● **GIVEN EXERCISE**
Exact reproduction of the data is required, with images excluded.

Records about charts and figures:

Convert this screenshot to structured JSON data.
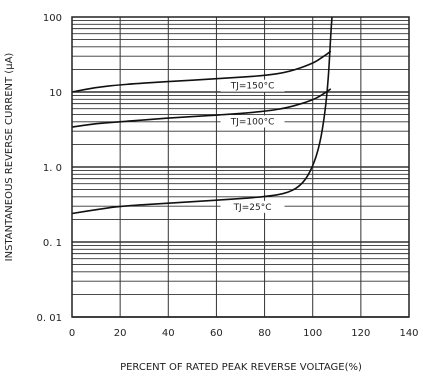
{
  "chart_data": {
    "type": "line",
    "title": "",
    "xlabel": "PERCENT OF RATED PEAK REVERSE VOLTAGE(%)",
    "ylabel": "INSTANTANEOUS REVERSE CURRENT  (μA)",
    "xlim": [
      0,
      140
    ],
    "ylim": [
      0.01,
      100
    ],
    "yscale": "log",
    "grid": true,
    "x_ticks": [
      "0",
      "20",
      "40",
      "60",
      "80",
      "100",
      "120",
      "140"
    ],
    "y_ticks": [
      "0. 01",
      "0. 1",
      "1. 0",
      "10",
      "100"
    ],
    "series": [
      {
        "name": "TJ=150°C",
        "x": [
          0,
          10,
          20,
          40,
          60,
          80,
          90,
          100,
          104,
          107.5
        ],
        "y": [
          10,
          11.5,
          12.5,
          13.8,
          15,
          16.5,
          18.5,
          24,
          29,
          35
        ]
      },
      {
        "name": "TJ=100°C",
        "x": [
          0,
          10,
          20,
          40,
          60,
          80,
          90,
          100,
          104,
          107.5
        ],
        "y": [
          3.4,
          3.8,
          4.0,
          4.5,
          4.9,
          5.5,
          6.2,
          7.8,
          9.2,
          11
        ]
      },
      {
        "name": "TJ=25°C",
        "x": [
          0,
          10,
          20,
          40,
          60,
          80,
          90,
          96,
          100,
          103,
          105,
          106.5,
          107.5,
          108
        ],
        "y": [
          0.24,
          0.27,
          0.3,
          0.33,
          0.36,
          0.4,
          0.45,
          0.6,
          1.0,
          2.0,
          5.0,
          15,
          60,
          100
        ]
      }
    ]
  }
}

● **REPLY TO THE EXERCISE**
Convert this screenshot to structured JSON data.
{
  "chart_data": {
    "type": "line",
    "title": "",
    "xlabel": "PERCENT OF RATED PEAK REVERSE VOLTAGE(%)",
    "ylabel": "INSTANTANEOUS REVERSE CURRENT  (μA)",
    "xlim": [
      0,
      140
    ],
    "ylim": [
      0.01,
      100
    ],
    "yscale": "log",
    "grid": true,
    "x_ticks": [
      "0",
      "20",
      "40",
      "60",
      "80",
      "100",
      "120",
      "140"
    ],
    "y_ticks": [
      "0. 01",
      "0. 1",
      "1. 0",
      "10",
      "100"
    ],
    "series": [
      {
        "name": "TJ=150°C",
        "x": [
          0,
          10,
          20,
          40,
          60,
          80,
          90,
          100,
          104,
          107.5
        ],
        "y": [
          10,
          11.5,
          12.5,
          13.8,
          15,
          16.5,
          18.5,
          24,
          29,
          35
        ]
      },
      {
        "name": "TJ=100°C",
        "x": [
          0,
          10,
          20,
          40,
          60,
          80,
          90,
          100,
          104,
          107.5
        ],
        "y": [
          3.4,
          3.8,
          4.0,
          4.5,
          4.9,
          5.5,
          6.2,
          7.8,
          9.2,
          11
        ]
      },
      {
        "name": "TJ=25°C",
        "x": [
          0,
          10,
          20,
          40,
          60,
          80,
          90,
          96,
          100,
          103,
          105,
          106.5,
          107.5,
          108
        ],
        "y": [
          0.24,
          0.27,
          0.3,
          0.33,
          0.36,
          0.4,
          0.45,
          0.6,
          1.0,
          2.0,
          5.0,
          15,
          60,
          100
        ]
      }
    ]
  }
}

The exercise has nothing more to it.